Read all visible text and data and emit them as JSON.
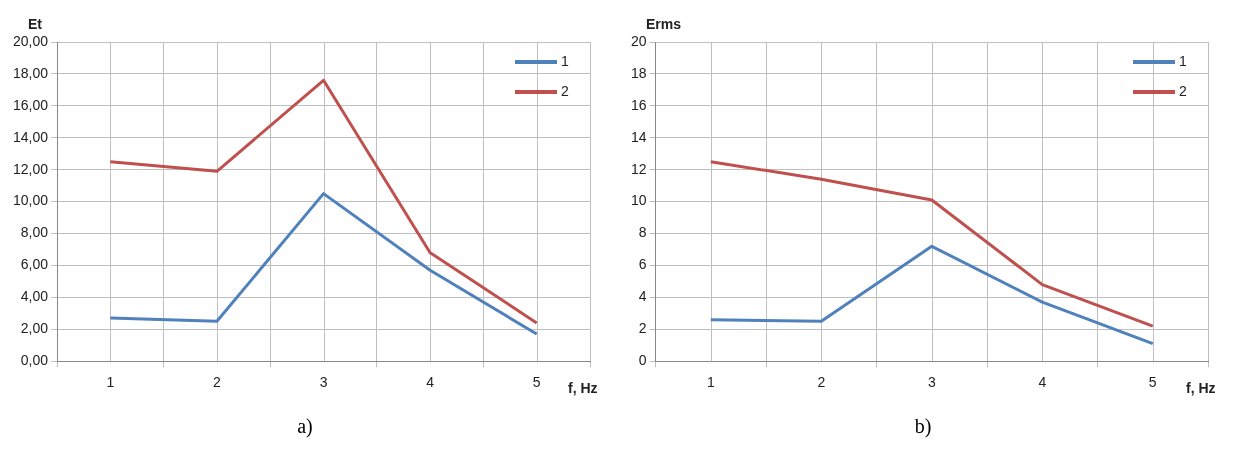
{
  "chart_data": [
    {
      "type": "line",
      "xlabel": "f, Hz",
      "ylabel": "Et",
      "categories": [
        "1",
        "2",
        "3",
        "4",
        "5"
      ],
      "series": [
        {
          "name": "1",
          "color": "#4f81bd",
          "values": [
            2.7,
            2.5,
            10.5,
            5.7,
            1.7
          ]
        },
        {
          "name": "2",
          "color": "#c0504d",
          "values": [
            12.5,
            11.9,
            17.6,
            6.8,
            2.4
          ]
        }
      ],
      "ylim": [
        0,
        20
      ],
      "yticks": [
        {
          "value": 0,
          "label": "0,00"
        },
        {
          "value": 2,
          "label": "2,00"
        },
        {
          "value": 4,
          "label": "4,00"
        },
        {
          "value": 6,
          "label": "6,00"
        },
        {
          "value": 8,
          "label": "8,00"
        },
        {
          "value": 10,
          "label": "10,00"
        },
        {
          "value": 12,
          "label": "12,00"
        },
        {
          "value": 14,
          "label": "14,00"
        },
        {
          "value": 16,
          "label": "16,00"
        },
        {
          "value": 18,
          "label": "18,00"
        },
        {
          "value": 20,
          "label": "20,00"
        }
      ],
      "grid": true,
      "legend": "top right",
      "marker": "none",
      "line_style": "solid",
      "annotations": [
        "a)"
      ]
    },
    {
      "type": "line",
      "xlabel": "f, Hz",
      "ylabel": "Erms",
      "categories": [
        "1",
        "2",
        "3",
        "4",
        "5"
      ],
      "series": [
        {
          "name": "1",
          "color": "#4f81bd",
          "values": [
            2.6,
            2.5,
            7.2,
            3.7,
            1.1
          ]
        },
        {
          "name": "2",
          "color": "#c0504d",
          "values": [
            12.5,
            11.4,
            10.1,
            4.8,
            2.2
          ]
        }
      ],
      "ylim": [
        0,
        20
      ],
      "yticks": [
        0,
        2,
        4,
        6,
        8,
        10,
        12,
        14,
        16,
        18,
        20
      ],
      "grid": true,
      "legend": "top right",
      "marker": "none",
      "line_style": "solid",
      "annotations": [
        "b)"
      ]
    }
  ]
}
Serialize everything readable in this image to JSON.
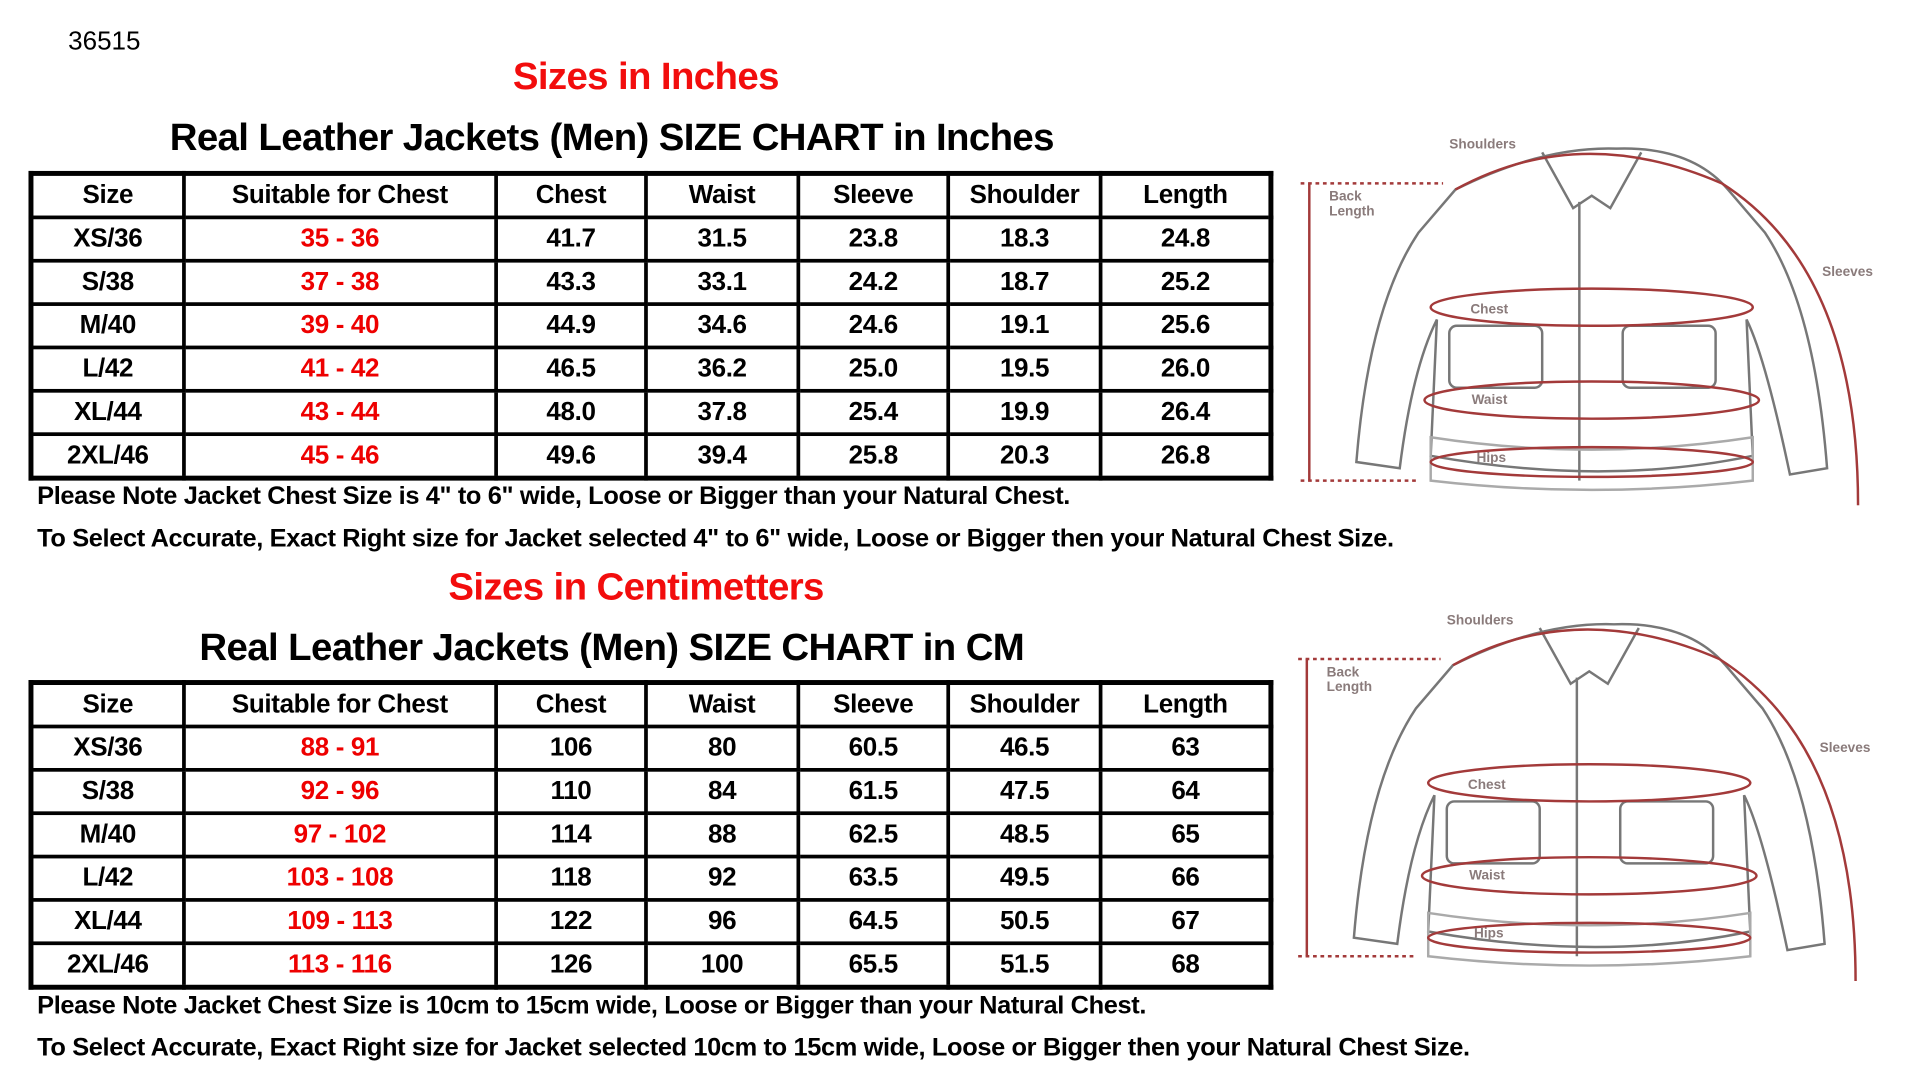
{
  "code": "36515",
  "inches": {
    "heading": "Sizes in Inches",
    "title": "Real Leather Jackets (Men)  SIZE CHART  in Inches",
    "columns": [
      "Size",
      "Suitable for Chest",
      "Chest",
      "Waist",
      "Sleeve",
      "Shoulder",
      "Length"
    ],
    "rows": [
      [
        "XS/36",
        "35 - 36",
        "41.7",
        "31.5",
        "23.8",
        "18.3",
        "24.8"
      ],
      [
        "S/38",
        "37 - 38",
        "43.3",
        "33.1",
        "24.2",
        "18.7",
        "25.2"
      ],
      [
        "M/40",
        "39 - 40",
        "44.9",
        "34.6",
        "24.6",
        "19.1",
        "25.6"
      ],
      [
        "L/42",
        "41 - 42",
        "46.5",
        "36.2",
        "25.0",
        "19.5",
        "26.0"
      ],
      [
        "XL/44",
        "43 - 44",
        "48.0",
        "37.8",
        "25.4",
        "19.9",
        "26.4"
      ],
      [
        "2XL/46",
        "45 - 46",
        "49.6",
        "39.4",
        "25.8",
        "20.3",
        "26.8"
      ]
    ],
    "note1": "Please Note Jacket Chest Size is 4\" to 6\" wide, Loose or Bigger than your Natural Chest.",
    "note2": "To Select Accurate, Exact Right size for Jacket selected 4\" to 6\" wide, Loose or Bigger then your Natural Chest Size."
  },
  "cm": {
    "heading": "Sizes in Centimetters",
    "title": "Real Leather Jackets (Men)  SIZE CHART  in CM",
    "columns": [
      "Size",
      "Suitable for Chest",
      "Chest",
      "Waist",
      "Sleeve",
      "Shoulder",
      "Length"
    ],
    "rows": [
      [
        "XS/36",
        "88 - 91",
        "106",
        "80",
        "60.5",
        "46.5",
        "63"
      ],
      [
        "S/38",
        "92 - 96",
        "110",
        "84",
        "61.5",
        "47.5",
        "64"
      ],
      [
        "M/40",
        "97 - 102",
        "114",
        "88",
        "62.5",
        "48.5",
        "65"
      ],
      [
        "L/42",
        "103 - 108",
        "118",
        "92",
        "63.5",
        "49.5",
        "66"
      ],
      [
        "XL/44",
        "109 - 113",
        "122",
        "96",
        "64.5",
        "50.5",
        "67"
      ],
      [
        "2XL/46",
        "113 - 116",
        "126",
        "100",
        "65.5",
        "51.5",
        "68"
      ]
    ],
    "note1": "Please Note Jacket Chest Size is 10cm to 15cm wide, Loose or Bigger than your Natural Chest.",
    "note2": "To Select Accurate, Exact Right size for Jacket selected 10cm to 15cm wide, Loose or Bigger then your Natural Chest Size."
  },
  "diagram_labels": {
    "shoulders": "Shoulders",
    "back_length": "Back Length",
    "sleeves": "Sleeves",
    "chest": "Chest",
    "waist": "Waist",
    "hips": "Hips"
  },
  "colors": {
    "heading": "#f20d0d",
    "chest_range": "#ee0000",
    "measure_lines": "#a33a3a"
  }
}
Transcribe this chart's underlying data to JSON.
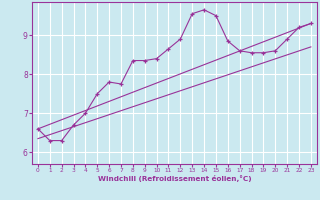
{
  "title": "",
  "xlabel": "Windchill (Refroidissement éolien,°C)",
  "ylabel": "",
  "bg_color": "#cbe9f0",
  "line_color": "#993399",
  "grid_color": "#ffffff",
  "x_ticks": [
    0,
    1,
    2,
    3,
    4,
    5,
    6,
    7,
    8,
    9,
    10,
    11,
    12,
    13,
    14,
    15,
    16,
    17,
    18,
    19,
    20,
    21,
    22,
    23
  ],
  "y_ticks": [
    6,
    7,
    8,
    9
  ],
  "ylim": [
    5.7,
    9.85
  ],
  "xlim": [
    -0.5,
    23.5
  ],
  "series1_x": [
    0,
    1,
    2,
    3,
    4,
    5,
    6,
    7,
    8,
    9,
    10,
    11,
    12,
    13,
    14,
    15,
    16,
    17,
    18,
    19,
    20,
    21,
    22,
    23
  ],
  "series1_y": [
    6.6,
    6.3,
    6.3,
    6.7,
    7.0,
    7.5,
    7.8,
    7.75,
    8.35,
    8.35,
    8.4,
    8.65,
    8.9,
    9.55,
    9.65,
    9.5,
    8.85,
    8.6,
    8.55,
    8.55,
    8.6,
    8.9,
    9.2,
    9.3
  ],
  "series2_x": [
    0,
    23
  ],
  "series2_y": [
    6.35,
    8.7
  ],
  "series3_x": [
    0,
    23
  ],
  "series3_y": [
    6.6,
    9.3
  ]
}
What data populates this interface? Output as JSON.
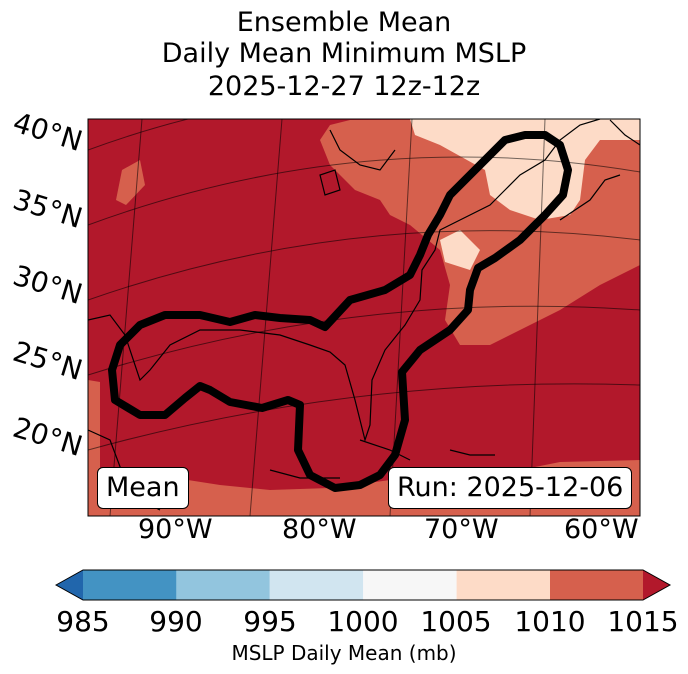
{
  "title": {
    "line1": "Ensemble Mean",
    "line2": "Daily Mean Minimum MSLP",
    "line3": "2025-12-27 12z-12z"
  },
  "map": {
    "latitude_labels": [
      "40°N",
      "35°N",
      "30°N",
      "25°N",
      "20°N"
    ],
    "longitude_labels": [
      "90°W",
      "80°W",
      "70°W",
      "60°W"
    ],
    "mean_label": "Mean",
    "run_label": "Run: 2025-12-06",
    "contour_color": "#000000",
    "field_colors": {
      "band_1005_1010": "#fddbc7",
      "band_1010_1015": "#d6604d",
      "band_above_1015": "#b2182b"
    }
  },
  "colorbar": {
    "title": "MSLP Daily Mean (mb)",
    "tick_labels": [
      "985",
      "990",
      "995",
      "1000",
      "1005",
      "1010",
      "1015"
    ],
    "colors": [
      "#2166ac",
      "#4393c3",
      "#92c5de",
      "#d1e5f0",
      "#f7f7f7",
      "#fddbc7",
      "#d6604d",
      "#b2182b"
    ]
  }
}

━━━━━━━━━━━━━━━━━━━━━━━━━━━━━━

→ **To do**: Every line should be retyped exactly, with the pictures omitted.

→ **Task response**:
Read all visible text and data and emit them as JSON.
{
  "chart_data": [
    {
      "type": "line",
      "xlabel": "f, Hz",
      "ylabel": "Et",
      "categories": [
        "1",
        "2",
        "3",
        "4",
        "5"
      ],
      "series": [
        {
          "name": "1",
          "color": "#4f81bd",
          "values": [
            2.7,
            2.5,
            10.5,
            5.7,
            1.7
          ]
        },
        {
          "name": "2",
          "color": "#c0504d",
          "values": [
            12.5,
            11.9,
            17.6,
            6.8,
            2.4
          ]
        }
      ],
      "ylim": [
        0,
        20
      ],
      "yticks": [
        {
          "value": 0,
          "label": "0,00"
        },
        {
          "value": 2,
          "label": "2,00"
        },
        {
          "value": 4,
          "label": "4,00"
        },
        {
          "value": 6,
          "label": "6,00"
        },
        {
          "value": 8,
          "label": "8,00"
        },
        {
          "value": 10,
          "label": "10,00"
        },
        {
          "value": 12,
          "label": "12,00"
        },
        {
          "value": 14,
          "label": "14,00"
        },
        {
          "value": 16,
          "label": "16,00"
        },
        {
          "value": 18,
          "label": "18,00"
        },
        {
          "value": 20,
          "label": "20,00"
        }
      ],
      "grid": true,
      "legend": "top right",
      "marker": "none",
      "line_style": "solid",
      "annotations": [
        "a)"
      ]
    },
    {
      "type": "line",
      "xlabel": "f, Hz",
      "ylabel": "Erms",
      "categories": [
        "1",
        "2",
        "3",
        "4",
        "5"
      ],
      "series": [
        {
          "name": "1",
          "color": "#4f81bd",
          "values": [
            2.6,
            2.5,
            7.2,
            3.7,
            1.1
          ]
        },
        {
          "name": "2",
          "color": "#c0504d",
          "values": [
            12.5,
            11.4,
            10.1,
            4.8,
            2.2
          ]
        }
      ],
      "ylim": [
        0,
        20
      ],
      "yticks": [
        0,
        2,
        4,
        6,
        8,
        10,
        12,
        14,
        16,
        18,
        20
      ],
      "grid": true,
      "legend": "top right",
      "marker": "none",
      "line_style": "solid",
      "annotations": [
        "b)"
      ]
    }
  ]
}
Serialize everything readable in this image to JSON.
{
  "code": "36515",
  "inches": {
    "heading": "Sizes in Inches",
    "title": "Real Leather Jackets (Men)  SIZE CHART  in Inches",
    "columns": [
      "Size",
      "Suitable for Chest",
      "Chest",
      "Waist",
      "Sleeve",
      "Shoulder",
      "Length"
    ],
    "rows": [
      [
        "XS/36",
        "35 - 36",
        "41.7",
        "31.5",
        "23.8",
        "18.3",
        "24.8"
      ],
      [
        "S/38",
        "37 - 38",
        "43.3",
        "33.1",
        "24.2",
        "18.7",
        "25.2"
      ],
      [
        "M/40",
        "39 - 40",
        "44.9",
        "34.6",
        "24.6",
        "19.1",
        "25.6"
      ],
      [
        "L/42",
        "41 - 42",
        "46.5",
        "36.2",
        "25.0",
        "19.5",
        "26.0"
      ],
      [
        "XL/44",
        "43 - 44",
        "48.0",
        "37.8",
        "25.4",
        "19.9",
        "26.4"
      ],
      [
        "2XL/46",
        "45 - 46",
        "49.6",
        "39.4",
        "25.8",
        "20.3",
        "26.8"
      ]
    ],
    "note1": "Please Note Jacket Chest Size is 4\" to 6\" wide, Loose or Bigger than your Natural Chest.",
    "note2": "To Select Accurate, Exact Right size for Jacket selected 4\" to 6\" wide, Loose or Bigger then your Natural Chest Size."
  },
  "cm": {
    "heading": "Sizes in Centimetters",
    "title": "Real Leather Jackets (Men)  SIZE CHART  in CM",
    "columns": [
      "Size",
      "Suitable for Chest",
      "Chest",
      "Waist",
      "Sleeve",
      "Shoulder",
      "Length"
    ],
    "rows": [
      [
        "XS/36",
        "88 - 91",
        "106",
        "80",
        "60.5",
        "46.5",
        "63"
      ],
      [
        "S/38",
        "92 - 96",
        "110",
        "84",
        "61.5",
        "47.5",
        "64"
      ],
      [
        "M/40",
        "97 - 102",
        "114",
        "88",
        "62.5",
        "48.5",
        "65"
      ],
      [
        "L/42",
        "103 - 108",
        "118",
        "92",
        "63.5",
        "49.5",
        "66"
      ],
      [
        "XL/44",
        "109 - 113",
        "122",
        "96",
        "64.5",
        "50.5",
        "67"
      ],
      [
        "2XL/46",
        "113 - 116",
        "126",
        "100",
        "65.5",
        "51.5",
        "68"
      ]
    ],
    "note1": "Please Note Jacket Chest Size is 10cm to 15cm wide, Loose or Bigger than your Natural Chest.",
    "note2": "To Select Accurate, Exact Right size for Jacket selected 10cm to 15cm wide, Loose or Bigger then your Natural Chest Size."
  },
  "diagram_labels": {
    "shoulders": "Shoulders",
    "back_length": "Back Length",
    "sleeves": "Sleeves",
    "chest": "Chest",
    "waist": "Waist",
    "hips": "Hips"
  },
  "colors": {
    "heading": "#f20d0d",
    "chest_range": "#ee0000",
    "measure_lines": "#a33a3a"
  }
}
Transcribe this chart's underlying data to JSON.
{
  "title": "",
  "xlabel": "Windchill (Refroidissement éolien,°C)",
  "ylabel": "",
  "bg_color": "#cbe9f0",
  "line_color": "#993399",
  "grid_color": "#ffffff",
  "x_ticks": [
    0,
    1,
    2,
    3,
    4,
    5,
    6,
    7,
    8,
    9,
    10,
    11,
    12,
    13,
    14,
    15,
    16,
    17,
    18,
    19,
    20,
    21,
    22,
    23
  ],
  "y_ticks": [
    6,
    7,
    8,
    9
  ],
  "ylim": [
    5.7,
    9.85
  ],
  "xlim": [
    -0.5,
    23.5
  ],
  "series1_x": [
    0,
    1,
    2,
    3,
    4,
    5,
    6,
    7,
    8,
    9,
    10,
    11,
    12,
    13,
    14,
    15,
    16,
    17,
    18,
    19,
    20,
    21,
    22,
    23
  ],
  "series1_y": [
    6.6,
    6.3,
    6.3,
    6.7,
    7.0,
    7.5,
    7.8,
    7.75,
    8.35,
    8.35,
    8.4,
    8.65,
    8.9,
    9.55,
    9.65,
    9.5,
    8.85,
    8.6,
    8.55,
    8.55,
    8.6,
    8.9,
    9.2,
    9.3
  ],
  "series2_x": [
    0,
    23
  ],
  "series2_y": [
    6.35,
    8.7
  ],
  "series3_x": [
    0,
    23
  ],
  "series3_y": [
    6.6,
    9.3
  ]
}
What data populates this interface? Output as JSON.
{
  "title": {
    "line1": "Ensemble Mean",
    "line2": "Daily Mean Minimum MSLP",
    "line3": "2025-12-27 12z-12z"
  },
  "map": {
    "latitude_labels": [
      "40°N",
      "35°N",
      "30°N",
      "25°N",
      "20°N"
    ],
    "longitude_labels": [
      "90°W",
      "80°W",
      "70°W",
      "60°W"
    ],
    "mean_label": "Mean",
    "run_label": "Run: 2025-12-06",
    "contour_color": "#000000",
    "field_colors": {
      "band_1005_1010": "#fddbc7",
      "band_1010_1015": "#d6604d",
      "band_above_1015": "#b2182b"
    }
  },
  "colorbar": {
    "title": "MSLP Daily Mean (mb)",
    "tick_labels": [
      "985",
      "990",
      "995",
      "1000",
      "1005",
      "1010",
      "1015"
    ],
    "colors": [
      "#2166ac",
      "#4393c3",
      "#92c5de",
      "#d1e5f0",
      "#f7f7f7",
      "#fddbc7",
      "#d6604d",
      "#b2182b"
    ]
  }
}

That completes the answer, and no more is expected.